> The problem
Return every line of the data below that includes the string "Equity".

> Figure collection entries

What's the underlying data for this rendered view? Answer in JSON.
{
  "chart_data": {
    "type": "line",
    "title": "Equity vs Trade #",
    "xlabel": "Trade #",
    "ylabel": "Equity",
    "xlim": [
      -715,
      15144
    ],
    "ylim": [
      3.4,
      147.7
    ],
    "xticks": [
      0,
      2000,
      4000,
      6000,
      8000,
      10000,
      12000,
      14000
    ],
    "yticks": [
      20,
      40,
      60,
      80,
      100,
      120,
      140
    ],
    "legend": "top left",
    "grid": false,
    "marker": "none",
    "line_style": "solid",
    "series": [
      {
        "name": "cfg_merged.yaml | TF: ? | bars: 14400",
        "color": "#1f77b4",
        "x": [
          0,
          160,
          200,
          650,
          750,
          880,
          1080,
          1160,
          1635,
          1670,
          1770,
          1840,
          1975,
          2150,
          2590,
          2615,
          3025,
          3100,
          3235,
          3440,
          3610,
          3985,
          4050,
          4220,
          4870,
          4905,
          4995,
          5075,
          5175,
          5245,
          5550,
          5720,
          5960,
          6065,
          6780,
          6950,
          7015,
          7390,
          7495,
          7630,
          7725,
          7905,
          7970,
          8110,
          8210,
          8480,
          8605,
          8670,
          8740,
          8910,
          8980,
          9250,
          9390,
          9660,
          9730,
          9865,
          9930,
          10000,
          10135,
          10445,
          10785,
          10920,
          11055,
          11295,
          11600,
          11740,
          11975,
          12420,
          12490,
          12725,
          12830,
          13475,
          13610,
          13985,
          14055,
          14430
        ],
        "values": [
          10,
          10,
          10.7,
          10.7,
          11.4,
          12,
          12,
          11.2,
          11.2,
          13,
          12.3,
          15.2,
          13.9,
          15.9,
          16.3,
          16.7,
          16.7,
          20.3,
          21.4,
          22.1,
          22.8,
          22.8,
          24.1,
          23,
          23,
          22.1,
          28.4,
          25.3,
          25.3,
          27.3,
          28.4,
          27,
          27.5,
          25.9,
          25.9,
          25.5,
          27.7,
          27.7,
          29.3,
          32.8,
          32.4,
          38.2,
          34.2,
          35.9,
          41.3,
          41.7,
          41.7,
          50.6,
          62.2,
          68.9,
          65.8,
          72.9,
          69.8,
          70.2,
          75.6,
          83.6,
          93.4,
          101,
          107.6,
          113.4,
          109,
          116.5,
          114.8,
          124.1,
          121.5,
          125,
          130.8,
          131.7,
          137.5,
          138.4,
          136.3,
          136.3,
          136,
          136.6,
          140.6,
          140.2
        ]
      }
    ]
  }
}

> Written response
    "title": "Equity vs Trade #",
    "ylabel": "Equity",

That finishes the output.